Source records
▶

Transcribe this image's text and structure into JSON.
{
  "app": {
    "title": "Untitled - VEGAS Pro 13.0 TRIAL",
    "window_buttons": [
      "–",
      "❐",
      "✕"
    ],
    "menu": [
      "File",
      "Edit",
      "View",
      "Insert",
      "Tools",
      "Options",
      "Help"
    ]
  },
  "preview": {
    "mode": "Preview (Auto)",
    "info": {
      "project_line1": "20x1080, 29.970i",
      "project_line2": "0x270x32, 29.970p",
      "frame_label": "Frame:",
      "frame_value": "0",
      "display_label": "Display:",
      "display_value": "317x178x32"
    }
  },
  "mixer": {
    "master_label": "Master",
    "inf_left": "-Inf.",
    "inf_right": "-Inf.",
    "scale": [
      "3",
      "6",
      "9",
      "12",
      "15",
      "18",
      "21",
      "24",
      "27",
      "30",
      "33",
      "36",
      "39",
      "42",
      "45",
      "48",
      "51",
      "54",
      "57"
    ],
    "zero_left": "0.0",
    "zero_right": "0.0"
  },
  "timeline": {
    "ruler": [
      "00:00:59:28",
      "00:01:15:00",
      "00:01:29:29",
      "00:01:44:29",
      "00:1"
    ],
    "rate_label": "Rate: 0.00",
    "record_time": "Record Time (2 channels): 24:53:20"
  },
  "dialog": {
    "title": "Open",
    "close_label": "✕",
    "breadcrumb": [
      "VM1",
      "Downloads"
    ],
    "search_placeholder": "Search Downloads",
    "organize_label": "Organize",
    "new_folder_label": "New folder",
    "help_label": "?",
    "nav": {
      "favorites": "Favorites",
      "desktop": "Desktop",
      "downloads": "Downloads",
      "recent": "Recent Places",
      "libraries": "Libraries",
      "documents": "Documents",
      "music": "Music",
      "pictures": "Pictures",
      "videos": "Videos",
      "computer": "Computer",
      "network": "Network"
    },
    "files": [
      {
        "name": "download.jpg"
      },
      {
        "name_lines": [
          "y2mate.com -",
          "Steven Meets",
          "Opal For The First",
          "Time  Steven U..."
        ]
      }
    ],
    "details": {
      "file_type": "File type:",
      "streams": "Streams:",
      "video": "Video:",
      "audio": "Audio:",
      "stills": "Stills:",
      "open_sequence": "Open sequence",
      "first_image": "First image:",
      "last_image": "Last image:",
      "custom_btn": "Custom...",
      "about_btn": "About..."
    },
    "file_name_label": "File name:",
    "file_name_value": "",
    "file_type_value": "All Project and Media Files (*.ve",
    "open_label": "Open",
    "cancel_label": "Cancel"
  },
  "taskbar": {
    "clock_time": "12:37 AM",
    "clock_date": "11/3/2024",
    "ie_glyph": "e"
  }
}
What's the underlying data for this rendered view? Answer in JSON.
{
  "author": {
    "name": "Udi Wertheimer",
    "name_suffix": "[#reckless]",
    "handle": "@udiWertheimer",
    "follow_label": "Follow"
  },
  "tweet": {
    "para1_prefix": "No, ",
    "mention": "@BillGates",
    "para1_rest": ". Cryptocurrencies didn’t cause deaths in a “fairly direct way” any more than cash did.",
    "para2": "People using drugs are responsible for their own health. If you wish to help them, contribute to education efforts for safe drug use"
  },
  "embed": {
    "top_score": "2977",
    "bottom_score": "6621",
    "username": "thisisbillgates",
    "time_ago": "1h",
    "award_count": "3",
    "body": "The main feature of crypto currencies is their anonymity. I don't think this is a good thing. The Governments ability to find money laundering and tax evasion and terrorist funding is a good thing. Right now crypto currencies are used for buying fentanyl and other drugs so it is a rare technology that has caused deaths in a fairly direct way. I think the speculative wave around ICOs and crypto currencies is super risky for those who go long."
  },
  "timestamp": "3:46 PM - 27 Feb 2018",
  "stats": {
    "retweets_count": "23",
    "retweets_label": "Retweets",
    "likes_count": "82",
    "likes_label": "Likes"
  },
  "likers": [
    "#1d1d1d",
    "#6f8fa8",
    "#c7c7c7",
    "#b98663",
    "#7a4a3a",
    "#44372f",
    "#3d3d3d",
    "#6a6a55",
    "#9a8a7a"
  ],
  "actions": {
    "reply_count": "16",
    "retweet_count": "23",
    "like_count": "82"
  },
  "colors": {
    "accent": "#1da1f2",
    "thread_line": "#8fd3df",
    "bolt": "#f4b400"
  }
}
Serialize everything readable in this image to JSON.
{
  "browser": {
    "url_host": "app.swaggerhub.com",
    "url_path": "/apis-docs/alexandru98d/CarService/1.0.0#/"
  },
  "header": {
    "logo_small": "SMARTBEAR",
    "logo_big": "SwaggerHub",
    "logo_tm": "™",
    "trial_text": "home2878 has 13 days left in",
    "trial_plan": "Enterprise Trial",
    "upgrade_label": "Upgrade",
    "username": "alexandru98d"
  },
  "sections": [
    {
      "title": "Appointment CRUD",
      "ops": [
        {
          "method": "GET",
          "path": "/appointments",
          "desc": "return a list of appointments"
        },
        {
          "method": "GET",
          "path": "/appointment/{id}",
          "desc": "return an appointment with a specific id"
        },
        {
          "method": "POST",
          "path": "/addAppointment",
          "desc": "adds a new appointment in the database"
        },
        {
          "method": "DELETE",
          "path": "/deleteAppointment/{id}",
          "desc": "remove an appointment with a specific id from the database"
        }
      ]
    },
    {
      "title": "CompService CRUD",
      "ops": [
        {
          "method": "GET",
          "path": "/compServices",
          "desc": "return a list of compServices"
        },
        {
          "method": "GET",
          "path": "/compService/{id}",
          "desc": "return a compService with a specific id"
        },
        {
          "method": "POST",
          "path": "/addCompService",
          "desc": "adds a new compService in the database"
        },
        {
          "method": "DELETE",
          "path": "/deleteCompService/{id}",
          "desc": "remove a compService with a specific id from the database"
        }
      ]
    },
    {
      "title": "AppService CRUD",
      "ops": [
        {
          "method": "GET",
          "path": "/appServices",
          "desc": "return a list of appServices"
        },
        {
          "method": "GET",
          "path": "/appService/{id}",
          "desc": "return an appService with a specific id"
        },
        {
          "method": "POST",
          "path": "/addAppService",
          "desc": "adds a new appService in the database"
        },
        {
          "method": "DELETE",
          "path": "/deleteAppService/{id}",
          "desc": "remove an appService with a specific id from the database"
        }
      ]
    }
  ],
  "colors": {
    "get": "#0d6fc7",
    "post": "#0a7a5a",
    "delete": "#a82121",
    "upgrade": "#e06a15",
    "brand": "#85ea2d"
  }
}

◀

* The request *
Exactly as written above, please repeat the entries.

* Right answer *
Transcribe this image's text and structure into JSON.
{
  "app": {
    "title": "Untitled - VEGAS Pro 13.0 TRIAL",
    "window_buttons": [
      "–",
      "❐",
      "✕"
    ],
    "menu": [
      "File",
      "Edit",
      "View",
      "Insert",
      "Tools",
      "Options",
      "Help"
    ]
  },
  "preview": {
    "mode": "Preview (Auto)",
    "info": {
      "project_line1": "20x1080, 29.970i",
      "project_line2": "0x270x32, 29.970p",
      "frame_label": "Frame:",
      "frame_value": "0",
      "display_label": "Display:",
      "display_value": "317x178x32"
    }
  },
  "mixer": {
    "master_label": "Master",
    "inf_left": "-Inf.",
    "inf_right": "-Inf.",
    "scale": [
      "3",
      "6",
      "9",
      "12",
      "15",
      "18",
      "21",
      "24",
      "27",
      "30",
      "33",
      "36",
      "39",
      "42",
      "45",
      "48",
      "51",
      "54",
      "57"
    ],
    "zero_left": "0.0",
    "zero_right": "0.0"
  },
  "timeline": {
    "ruler": [
      "00:00:59:28",
      "00:01:15:00",
      "00:01:29:29",
      "00:01:44:29",
      "00:1"
    ],
    "rate_label": "Rate: 0.00",
    "record_time": "Record Time (2 channels): 24:53:20"
  },
  "dialog": {
    "title": "Open",
    "close_label": "✕",
    "breadcrumb": [
      "VM1",
      "Downloads"
    ],
    "search_placeholder": "Search Downloads",
    "organize_label": "Organize",
    "new_folder_label": "New folder",
    "help_label": "?",
    "nav": {
      "favorites": "Favorites",
      "desktop": "Desktop",
      "downloads": "Downloads",
      "recent": "Recent Places",
      "libraries": "Libraries",
      "documents": "Documents",
      "music": "Music",
      "pictures": "Pictures",
      "videos": "Videos",
      "computer": "Computer",
      "network": "Network"
    },
    "files": [
      {
        "name": "download.jpg"
      },
      {
        "name_lines": [
          "y2mate.com -",
          "Steven Meets",
          "Opal For The First",
          "Time  Steven U..."
        ]
      }
    ],
    "details": {
      "file_type": "File type:",
      "streams": "Streams:",
      "video": "Video:",
      "audio": "Audio:",
      "stills": "Stills:",
      "open_sequence": "Open sequence",
      "first_image": "First image:",
      "last_image": "Last image:",
      "custom_btn": "Custom...",
      "about_btn": "About..."
    },
    "file_name_label": "File name:",
    "file_name_value": "",
    "file_type_value": "All Project and Media Files (*.ve",
    "open_label": "Open",
    "cancel_label": "Cancel"
  },
  "taskbar": {
    "clock_time": "12:37 AM",
    "clock_date": "11/3/2024",
    "ie_glyph": "e"
  }
}
What's the underlying data for this rendered view? Answer in JSON.
{
  "author": {
    "name": "Udi Wertheimer",
    "name_suffix": "[#reckless]",
    "handle": "@udiWertheimer",
    "follow_label": "Follow"
  },
  "tweet": {
    "para1_prefix": "No, ",
    "mention": "@BillGates",
    "para1_rest": ". Cryptocurrencies didn’t cause deaths in a “fairly direct way” any more than cash did.",
    "para2": "People using drugs are responsible for their own health. If you wish to help them, contribute to education efforts for safe drug use"
  },
  "embed": {
    "top_score": "2977",
    "bottom_score": "6621",
    "username": "thisisbillgates",
    "time_ago": "1h",
    "award_count": "3",
    "body": "The main feature of crypto currencies is their anonymity. I don't think this is a good thing. The Governments ability to find money laundering and tax evasion and terrorist funding is a good thing. Right now crypto currencies are used for buying fentanyl and other drugs so it is a rare technology that has caused deaths in a fairly direct way. I think the speculative wave around ICOs and crypto currencies is super risky for those who go long."
  },
  "timestamp": "3:46 PM - 27 Feb 2018",
  "stats": {
    "retweets_count": "23",
    "retweets_label": "Retweets",
    "likes_count": "82",
    "likes_label": "Likes"
  },
  "likers": [
    "#1d1d1d",
    "#6f8fa8",
    "#c7c7c7",
    "#b98663",
    "#7a4a3a",
    "#44372f",
    "#3d3d3d",
    "#6a6a55",
    "#9a8a7a"
  ],
  "actions": {
    "reply_count": "16",
    "retweet_count": "23",
    "like_count": "82"
  },
  "colors": {
    "accent": "#1da1f2",
    "thread_line": "#8fd3df",
    "bolt": "#f4b400"
  }
}
Serialize everything readable in this image to JSON.
{
  "browser": {
    "url_host": "app.swaggerhub.com",
    "url_path": "/apis-docs/alexandru98d/CarService/1.0.0#/"
  },
  "header": {
    "logo_small": "SMARTBEAR",
    "logo_big": "SwaggerHub",
    "logo_tm": "™",
    "trial_text": "home2878 has 13 days left in",
    "trial_plan": "Enterprise Trial",
    "upgrade_label": "Upgrade",
    "username": "alexandru98d"
  },
  "sections": [
    {
      "title": "Appointment CRUD",
      "ops": [
        {
          "method": "GET",
          "path": "/appointments",
          "desc": "return a list of appointments"
        },
        {
          "method": "GET",
          "path": "/appointment/{id}",
          "desc": "return an appointment with a specific id"
        },
        {
          "method": "POST",
          "path": "/addAppointment",
          "desc": "adds a new appointment in the database"
        },
        {
          "method": "DELETE",
          "path": "/deleteAppointment/{id}",
          "desc": "remove an appointment with a specific id from the database"
        }
      ]
    },
    {
      "title": "CompService CRUD",
      "ops": [
        {
          "method": "GET",
          "path": "/compServices",
          "desc": "return a list of compServices"
        },
        {
          "method": "GET",
          "path": "/compService/{id}",
          "desc": "return a compService with a specific id"
        },
        {
          "method": "POST",
          "path": "/addCompService",
          "desc": "adds a new compService in the database"
        },
        {
          "method": "DELETE",
          "path": "/deleteCompService/{id}",
          "desc": "remove a compService with a specific id from the database"
        }
      ]
    },
    {
      "title": "AppService CRUD",
      "ops": [
        {
          "method": "GET",
          "path": "/appServices",
          "desc": "return a list of appServices"
        },
        {
          "method": "GET",
          "path": "/appService/{id}",
          "desc": "return an appService with a specific id"
        },
        {
          "method": "POST",
          "path": "/addAppService",
          "desc": "adds a new appService in the database"
        },
        {
          "method": "DELETE",
          "path": "/deleteAppService/{id}",
          "desc": "remove an appService with a specific id from the database"
        }
      ]
    }
  ],
  "colors": {
    "get": "#0d6fc7",
    "post": "#0a7a5a",
    "delete": "#a82121",
    "upgrade": "#e06a15",
    "brand": "#85ea2d"
  }
}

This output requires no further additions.